• **Exercise instructions**:
Scan the data below and pick out the lines containing the word "Pseudocolore".

>> BEGIN Provided data

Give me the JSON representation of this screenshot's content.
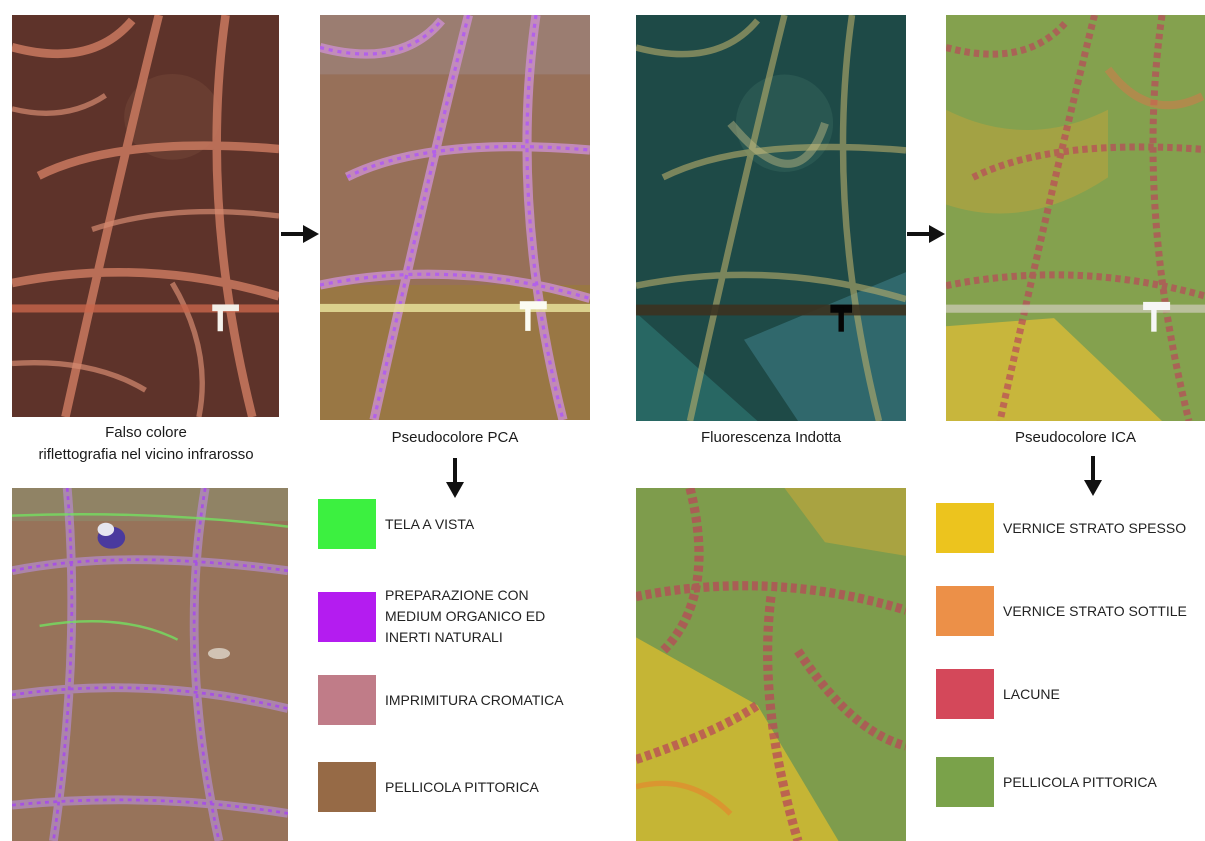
{
  "captions": {
    "falso": [
      "Falso colore",
      "riflettografia nel vicino infrarosso"
    ],
    "pca": "Pseudocolore PCA",
    "fluo": "Fluorescenza Indotta",
    "ica": "Pseudocolore ICA"
  },
  "legend_pca": [
    {
      "lines": [
        "TELA A VISTA"
      ],
      "color": "#3cf040"
    },
    {
      "lines": [
        "PREPARAZIONE CON",
        "MEDIUM ORGANICO ED",
        "INERTI NATURALI"
      ],
      "color": "#b41cf0"
    },
    {
      "lines": [
        "IMPRIMITURA CROMATICA"
      ],
      "color": "#c07c88"
    },
    {
      "lines": [
        "PELLICOLA PITTORICA"
      ],
      "color": "#966a46"
    }
  ],
  "legend_ica": [
    {
      "lines": [
        "VERNICE STRATO SPESSO"
      ],
      "color": "#ecc41e"
    },
    {
      "lines": [
        "VERNICE STRATO SOTTILE"
      ],
      "color": "#ec9048"
    },
    {
      "lines": [
        "LACUNE"
      ],
      "color": "#d4485a"
    },
    {
      "lines": [
        "PELLICOLA PITTORICA"
      ],
      "color": "#7aa24a"
    }
  ],
  "icons": {
    "arrow_right": "arrow-right-icon",
    "arrow_down": "arrow-down-icon"
  }
}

>> END Provided data

• **Expected answer**:
    "pca": "Pseudocolore PCA",
    "ica": "Pseudocolore ICA"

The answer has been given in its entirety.